== Problem details ==
Word for word, write out all of the entries that follow.

· · · · ·

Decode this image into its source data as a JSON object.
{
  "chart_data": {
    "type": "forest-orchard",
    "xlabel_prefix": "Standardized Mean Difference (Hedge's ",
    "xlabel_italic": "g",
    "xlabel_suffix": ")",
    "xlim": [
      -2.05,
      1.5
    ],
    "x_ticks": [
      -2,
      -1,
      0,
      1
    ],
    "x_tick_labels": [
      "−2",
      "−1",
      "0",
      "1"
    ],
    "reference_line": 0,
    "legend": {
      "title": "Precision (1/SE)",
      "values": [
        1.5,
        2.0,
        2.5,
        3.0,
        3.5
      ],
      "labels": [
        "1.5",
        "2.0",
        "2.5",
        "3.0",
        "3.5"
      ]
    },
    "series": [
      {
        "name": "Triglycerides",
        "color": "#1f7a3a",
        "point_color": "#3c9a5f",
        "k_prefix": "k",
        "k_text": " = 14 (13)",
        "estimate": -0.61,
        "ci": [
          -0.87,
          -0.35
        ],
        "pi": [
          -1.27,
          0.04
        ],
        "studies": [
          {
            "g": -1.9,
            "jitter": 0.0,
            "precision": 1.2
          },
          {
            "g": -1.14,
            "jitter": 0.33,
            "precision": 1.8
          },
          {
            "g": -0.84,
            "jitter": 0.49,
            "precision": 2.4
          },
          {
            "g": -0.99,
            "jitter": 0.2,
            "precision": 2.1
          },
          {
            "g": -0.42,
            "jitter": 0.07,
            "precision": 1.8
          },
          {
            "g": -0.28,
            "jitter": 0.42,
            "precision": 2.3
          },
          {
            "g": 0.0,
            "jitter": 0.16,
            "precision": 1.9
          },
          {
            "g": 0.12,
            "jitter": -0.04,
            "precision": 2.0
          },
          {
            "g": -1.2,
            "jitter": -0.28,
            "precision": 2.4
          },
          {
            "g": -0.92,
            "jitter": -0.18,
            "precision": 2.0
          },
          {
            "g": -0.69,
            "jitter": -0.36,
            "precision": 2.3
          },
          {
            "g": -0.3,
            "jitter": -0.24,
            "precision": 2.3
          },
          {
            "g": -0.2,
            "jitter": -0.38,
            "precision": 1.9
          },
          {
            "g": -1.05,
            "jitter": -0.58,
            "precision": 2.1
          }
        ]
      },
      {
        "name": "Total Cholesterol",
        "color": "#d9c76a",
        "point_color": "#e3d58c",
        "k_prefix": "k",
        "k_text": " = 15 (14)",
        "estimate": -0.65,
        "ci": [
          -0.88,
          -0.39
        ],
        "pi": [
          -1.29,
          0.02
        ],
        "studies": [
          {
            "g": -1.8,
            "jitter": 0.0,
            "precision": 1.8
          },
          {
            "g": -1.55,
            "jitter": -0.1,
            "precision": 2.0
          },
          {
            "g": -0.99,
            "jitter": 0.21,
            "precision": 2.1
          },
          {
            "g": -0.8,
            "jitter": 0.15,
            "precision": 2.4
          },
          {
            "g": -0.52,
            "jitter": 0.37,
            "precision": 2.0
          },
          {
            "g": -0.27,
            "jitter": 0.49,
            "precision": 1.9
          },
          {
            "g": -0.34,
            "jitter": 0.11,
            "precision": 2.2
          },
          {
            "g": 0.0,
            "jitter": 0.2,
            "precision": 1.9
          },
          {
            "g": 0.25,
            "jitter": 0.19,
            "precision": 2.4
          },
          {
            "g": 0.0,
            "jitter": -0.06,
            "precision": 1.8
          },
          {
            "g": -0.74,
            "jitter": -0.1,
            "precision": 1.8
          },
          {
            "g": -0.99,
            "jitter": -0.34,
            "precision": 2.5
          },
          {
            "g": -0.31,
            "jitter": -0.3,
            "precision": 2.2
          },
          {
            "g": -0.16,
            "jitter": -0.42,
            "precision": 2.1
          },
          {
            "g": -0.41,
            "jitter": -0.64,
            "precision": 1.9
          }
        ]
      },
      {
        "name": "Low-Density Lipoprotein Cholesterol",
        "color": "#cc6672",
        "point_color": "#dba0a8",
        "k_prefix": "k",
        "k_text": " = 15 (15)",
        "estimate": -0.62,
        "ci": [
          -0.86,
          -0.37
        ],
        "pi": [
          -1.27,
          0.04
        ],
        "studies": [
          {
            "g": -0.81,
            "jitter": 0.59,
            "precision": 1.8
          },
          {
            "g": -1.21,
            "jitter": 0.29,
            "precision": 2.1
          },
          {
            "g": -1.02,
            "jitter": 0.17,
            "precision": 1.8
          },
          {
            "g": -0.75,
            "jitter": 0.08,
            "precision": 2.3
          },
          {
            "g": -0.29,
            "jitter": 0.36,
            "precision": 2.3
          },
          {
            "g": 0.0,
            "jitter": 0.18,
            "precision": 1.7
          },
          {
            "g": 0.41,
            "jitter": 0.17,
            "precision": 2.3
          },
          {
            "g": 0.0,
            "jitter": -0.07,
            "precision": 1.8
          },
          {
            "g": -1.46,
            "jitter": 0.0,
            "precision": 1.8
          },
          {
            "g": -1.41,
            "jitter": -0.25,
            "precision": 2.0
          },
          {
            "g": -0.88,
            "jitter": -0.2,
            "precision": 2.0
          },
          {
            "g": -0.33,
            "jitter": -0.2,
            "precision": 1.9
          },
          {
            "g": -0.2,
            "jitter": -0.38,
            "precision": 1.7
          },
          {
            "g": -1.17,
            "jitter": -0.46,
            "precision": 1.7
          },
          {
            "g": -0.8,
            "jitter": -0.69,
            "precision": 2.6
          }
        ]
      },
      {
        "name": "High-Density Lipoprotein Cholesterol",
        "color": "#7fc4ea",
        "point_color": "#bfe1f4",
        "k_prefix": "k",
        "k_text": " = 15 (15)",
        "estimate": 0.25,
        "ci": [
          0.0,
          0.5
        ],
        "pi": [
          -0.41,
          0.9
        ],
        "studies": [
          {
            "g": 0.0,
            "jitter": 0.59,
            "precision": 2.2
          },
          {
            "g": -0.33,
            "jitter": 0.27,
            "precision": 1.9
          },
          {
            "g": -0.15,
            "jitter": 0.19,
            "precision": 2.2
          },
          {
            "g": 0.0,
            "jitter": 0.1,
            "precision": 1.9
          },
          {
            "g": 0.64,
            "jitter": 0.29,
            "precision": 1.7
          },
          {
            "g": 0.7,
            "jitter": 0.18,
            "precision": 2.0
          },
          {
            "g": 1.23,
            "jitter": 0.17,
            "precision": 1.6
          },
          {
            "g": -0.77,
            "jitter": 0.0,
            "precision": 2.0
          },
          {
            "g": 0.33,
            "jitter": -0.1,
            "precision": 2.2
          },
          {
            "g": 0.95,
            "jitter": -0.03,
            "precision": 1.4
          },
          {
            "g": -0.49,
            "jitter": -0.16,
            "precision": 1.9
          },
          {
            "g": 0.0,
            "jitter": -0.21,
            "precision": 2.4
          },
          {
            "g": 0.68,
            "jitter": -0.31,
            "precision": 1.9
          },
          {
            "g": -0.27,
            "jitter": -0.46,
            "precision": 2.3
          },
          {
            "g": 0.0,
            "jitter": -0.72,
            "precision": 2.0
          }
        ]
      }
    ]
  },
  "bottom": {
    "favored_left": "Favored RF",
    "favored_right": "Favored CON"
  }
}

· · · · ·

== Finished exercise ==
Decode this image into its source data as a JSON object.
{
  "chart_data": {
    "type": "forest-orchard",
    "xlabel_prefix": "Standardized Mean Difference (Hedge's ",
    "xlabel_italic": "g",
    "xlabel_suffix": ")",
    "xlim": [
      -2.05,
      1.5
    ],
    "x_ticks": [
      -2,
      -1,
      0,
      1
    ],
    "x_tick_labels": [
      "−2",
      "−1",
      "0",
      "1"
    ],
    "reference_line": 0,
    "legend": {
      "title": "Precision (1/SE)",
      "values": [
        1.5,
        2.0,
        2.5,
        3.0,
        3.5
      ],
      "labels": [
        "1.5",
        "2.0",
        "2.5",
        "3.0",
        "3.5"
      ]
    },
    "series": [
      {
        "name": "Triglycerides",
        "color": "#1f7a3a",
        "point_color": "#3c9a5f",
        "k_prefix": "k",
        "k_text": " = 14 (13)",
        "estimate": -0.61,
        "ci": [
          -0.87,
          -0.35
        ],
        "pi": [
          -1.27,
          0.04
        ],
        "studies": [
          {
            "g": -1.9,
            "jitter": 0.0,
            "precision": 1.2
          },
          {
            "g": -1.14,
            "jitter": 0.33,
            "precision": 1.8
          },
          {
            "g": -0.84,
            "jitter": 0.49,
            "precision": 2.4
          },
          {
            "g": -0.99,
            "jitter": 0.2,
            "precision": 2.1
          },
          {
            "g": -0.42,
            "jitter": 0.07,
            "precision": 1.8
          },
          {
            "g": -0.28,
            "jitter": 0.42,
            "precision": 2.3
          },
          {
            "g": 0.0,
            "jitter": 0.16,
            "precision": 1.9
          },
          {
            "g": 0.12,
            "jitter": -0.04,
            "precision": 2.0
          },
          {
            "g": -1.2,
            "jitter": -0.28,
            "precision": 2.4
          },
          {
            "g": -0.92,
            "jitter": -0.18,
            "precision": 2.0
          },
          {
            "g": -0.69,
            "jitter": -0.36,
            "precision": 2.3
          },
          {
            "g": -0.3,
            "jitter": -0.24,
            "precision": 2.3
          },
          {
            "g": -0.2,
            "jitter": -0.38,
            "precision": 1.9
          },
          {
            "g": -1.05,
            "jitter": -0.58,
            "precision": 2.1
          }
        ]
      },
      {
        "name": "Total Cholesterol",
        "color": "#d9c76a",
        "point_color": "#e3d58c",
        "k_prefix": "k",
        "k_text": " = 15 (14)",
        "estimate": -0.65,
        "ci": [
          -0.88,
          -0.39
        ],
        "pi": [
          -1.29,
          0.02
        ],
        "studies": [
          {
            "g": -1.8,
            "jitter": 0.0,
            "precision": 1.8
          },
          {
            "g": -1.55,
            "jitter": -0.1,
            "precision": 2.0
          },
          {
            "g": -0.99,
            "jitter": 0.21,
            "precision": 2.1
          },
          {
            "g": -0.8,
            "jitter": 0.15,
            "precision": 2.4
          },
          {
            "g": -0.52,
            "jitter": 0.37,
            "precision": 2.0
          },
          {
            "g": -0.27,
            "jitter": 0.49,
            "precision": 1.9
          },
          {
            "g": -0.34,
            "jitter": 0.11,
            "precision": 2.2
          },
          {
            "g": 0.0,
            "jitter": 0.2,
            "precision": 1.9
          },
          {
            "g": 0.25,
            "jitter": 0.19,
            "precision": 2.4
          },
          {
            "g": 0.0,
            "jitter": -0.06,
            "precision": 1.8
          },
          {
            "g": -0.74,
            "jitter": -0.1,
            "precision": 1.8
          },
          {
            "g": -0.99,
            "jitter": -0.34,
            "precision": 2.5
          },
          {
            "g": -0.31,
            "jitter": -0.3,
            "precision": 2.2
          },
          {
            "g": -0.16,
            "jitter": -0.42,
            "precision": 2.1
          },
          {
            "g": -0.41,
            "jitter": -0.64,
            "precision": 1.9
          }
        ]
      },
      {
        "name": "Low-Density Lipoprotein Cholesterol",
        "color": "#cc6672",
        "point_color": "#dba0a8",
        "k_prefix": "k",
        "k_text": " = 15 (15)",
        "estimate": -0.62,
        "ci": [
          -0.86,
          -0.37
        ],
        "pi": [
          -1.27,
          0.04
        ],
        "studies": [
          {
            "g": -0.81,
            "jitter": 0.59,
            "precision": 1.8
          },
          {
            "g": -1.21,
            "jitter": 0.29,
            "precision": 2.1
          },
          {
            "g": -1.02,
            "jitter": 0.17,
            "precision": 1.8
          },
          {
            "g": -0.75,
            "jitter": 0.08,
            "precision": 2.3
          },
          {
            "g": -0.29,
            "jitter": 0.36,
            "precision": 2.3
          },
          {
            "g": 0.0,
            "jitter": 0.18,
            "precision": 1.7
          },
          {
            "g": 0.41,
            "jitter": 0.17,
            "precision": 2.3
          },
          {
            "g": 0.0,
            "jitter": -0.07,
            "precision": 1.8
          },
          {
            "g": -1.46,
            "jitter": 0.0,
            "precision": 1.8
          },
          {
            "g": -1.41,
            "jitter": -0.25,
            "precision": 2.0
          },
          {
            "g": -0.88,
            "jitter": -0.2,
            "precision": 2.0
          },
          {
            "g": -0.33,
            "jitter": -0.2,
            "precision": 1.9
          },
          {
            "g": -0.2,
            "jitter": -0.38,
            "precision": 1.7
          },
          {
            "g": -1.17,
            "jitter": -0.46,
            "precision": 1.7
          },
          {
            "g": -0.8,
            "jitter": -0.69,
            "precision": 2.6
          }
        ]
      },
      {
        "name": "High-Density Lipoprotein Cholesterol",
        "color": "#7fc4ea",
        "point_color": "#bfe1f4",
        "k_prefix": "k",
        "k_text": " = 15 (15)",
        "estimate": 0.25,
        "ci": [
          0.0,
          0.5
        ],
        "pi": [
          -0.41,
          0.9
        ],
        "studies": [
          {
            "g": 0.0,
            "jitter": 0.59,
            "precision": 2.2
          },
          {
            "g": -0.33,
            "jitter": 0.27,
            "precision": 1.9
          },
          {
            "g": -0.15,
            "jitter": 0.19,
            "precision": 2.2
          },
          {
            "g": 0.0,
            "jitter": 0.1,
            "precision": 1.9
          },
          {
            "g": 0.64,
            "jitter": 0.29,
            "precision": 1.7
          },
          {
            "g": 0.7,
            "jitter": 0.18,
            "precision": 2.0
          },
          {
            "g": 1.23,
            "jitter": 0.17,
            "precision": 1.6
          },
          {
            "g": -0.77,
            "jitter": 0.0,
            "precision": 2.0
          },
          {
            "g": 0.33,
            "jitter": -0.1,
            "precision": 2.2
          },
          {
            "g": 0.95,
            "jitter": -0.03,
            "precision": 1.4
          },
          {
            "g": -0.49,
            "jitter": -0.16,
            "precision": 1.9
          },
          {
            "g": 0.0,
            "jitter": -0.21,
            "precision": 2.4
          },
          {
            "g": 0.68,
            "jitter": -0.31,
            "precision": 1.9
          },
          {
            "g": -0.27,
            "jitter": -0.46,
            "precision": 2.3
          },
          {
            "g": 0.0,
            "jitter": -0.72,
            "precision": 2.0
          }
        ]
      }
    ]
  },
  "bottom": {
    "favored_left": "Favored RF",
    "favored_right": "Favored CON"
  }
}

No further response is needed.